● What needs to be done:
Retype the records below exactly as they appear, but leave out any pictures.

● Data lines:
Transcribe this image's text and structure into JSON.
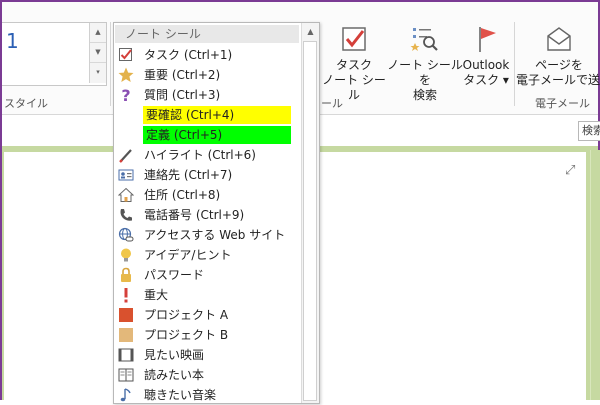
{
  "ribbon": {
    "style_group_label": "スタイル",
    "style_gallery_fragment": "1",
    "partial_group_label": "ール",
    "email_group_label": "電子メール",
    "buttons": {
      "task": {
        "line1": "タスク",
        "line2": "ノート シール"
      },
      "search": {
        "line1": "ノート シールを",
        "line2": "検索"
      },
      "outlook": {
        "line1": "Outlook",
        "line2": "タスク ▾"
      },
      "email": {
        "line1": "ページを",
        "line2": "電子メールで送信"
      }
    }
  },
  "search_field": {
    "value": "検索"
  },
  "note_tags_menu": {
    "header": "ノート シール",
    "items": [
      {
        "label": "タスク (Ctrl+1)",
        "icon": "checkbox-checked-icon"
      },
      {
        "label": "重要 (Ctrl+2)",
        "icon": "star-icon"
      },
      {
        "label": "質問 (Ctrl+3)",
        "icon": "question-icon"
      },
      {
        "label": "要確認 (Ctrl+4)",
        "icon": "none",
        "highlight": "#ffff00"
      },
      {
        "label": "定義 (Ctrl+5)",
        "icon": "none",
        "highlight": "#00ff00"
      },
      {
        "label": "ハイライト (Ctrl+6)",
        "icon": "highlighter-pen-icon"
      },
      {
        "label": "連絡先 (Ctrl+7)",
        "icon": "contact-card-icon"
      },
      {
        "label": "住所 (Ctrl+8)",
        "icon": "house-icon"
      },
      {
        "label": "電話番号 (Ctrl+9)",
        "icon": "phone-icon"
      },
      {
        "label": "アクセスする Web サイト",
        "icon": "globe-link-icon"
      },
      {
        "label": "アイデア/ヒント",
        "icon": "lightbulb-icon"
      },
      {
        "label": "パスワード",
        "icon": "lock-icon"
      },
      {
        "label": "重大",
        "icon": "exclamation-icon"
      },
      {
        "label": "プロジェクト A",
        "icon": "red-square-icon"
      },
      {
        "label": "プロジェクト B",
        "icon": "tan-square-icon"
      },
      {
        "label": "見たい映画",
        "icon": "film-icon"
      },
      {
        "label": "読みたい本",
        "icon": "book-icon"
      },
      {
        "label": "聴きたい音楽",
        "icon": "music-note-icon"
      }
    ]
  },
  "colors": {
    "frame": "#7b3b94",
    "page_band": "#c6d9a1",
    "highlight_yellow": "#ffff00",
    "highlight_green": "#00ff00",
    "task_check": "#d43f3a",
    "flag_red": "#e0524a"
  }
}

● Solved exercise:
Transcribe this image's text and structure into JSON.
{
  "ribbon": {
    "style_group_label": "スタイル",
    "style_gallery_fragment": "1",
    "partial_group_label": "ール",
    "email_group_label": "電子メール",
    "buttons": {
      "task": {
        "line1": "タスク",
        "line2": "ノート シール"
      },
      "search": {
        "line1": "ノート シールを",
        "line2": "検索"
      },
      "outlook": {
        "line1": "Outlook",
        "line2": "タスク ▾"
      },
      "email": {
        "line1": "ページを",
        "line2": "電子メールで送信"
      }
    }
  },
  "search_field": {
    "value": "検索"
  },
  "note_tags_menu": {
    "header": "ノート シール",
    "items": [
      {
        "label": "タスク (Ctrl+1)",
        "icon": "checkbox-checked-icon"
      },
      {
        "label": "重要 (Ctrl+2)",
        "icon": "star-icon"
      },
      {
        "label": "質問 (Ctrl+3)",
        "icon": "question-icon"
      },
      {
        "label": "要確認 (Ctrl+4)",
        "icon": "none",
        "highlight": "#ffff00"
      },
      {
        "label": "定義 (Ctrl+5)",
        "icon": "none",
        "highlight": "#00ff00"
      },
      {
        "label": "ハイライト (Ctrl+6)",
        "icon": "highlighter-pen-icon"
      },
      {
        "label": "連絡先 (Ctrl+7)",
        "icon": "contact-card-icon"
      },
      {
        "label": "住所 (Ctrl+8)",
        "icon": "house-icon"
      },
      {
        "label": "電話番号 (Ctrl+9)",
        "icon": "phone-icon"
      },
      {
        "label": "アクセスする Web サイト",
        "icon": "globe-link-icon"
      },
      {
        "label": "アイデア/ヒント",
        "icon": "lightbulb-icon"
      },
      {
        "label": "パスワード",
        "icon": "lock-icon"
      },
      {
        "label": "重大",
        "icon": "exclamation-icon"
      },
      {
        "label": "プロジェクト A",
        "icon": "red-square-icon"
      },
      {
        "label": "プロジェクト B",
        "icon": "tan-square-icon"
      },
      {
        "label": "見たい映画",
        "icon": "film-icon"
      },
      {
        "label": "読みたい本",
        "icon": "book-icon"
      },
      {
        "label": "聴きたい音楽",
        "icon": "music-note-icon"
      }
    ]
  },
  "colors": {
    "frame": "#7b3b94",
    "page_band": "#c6d9a1",
    "highlight_yellow": "#ffff00",
    "highlight_green": "#00ff00",
    "task_check": "#d43f3a",
    "flag_red": "#e0524a"
  }
}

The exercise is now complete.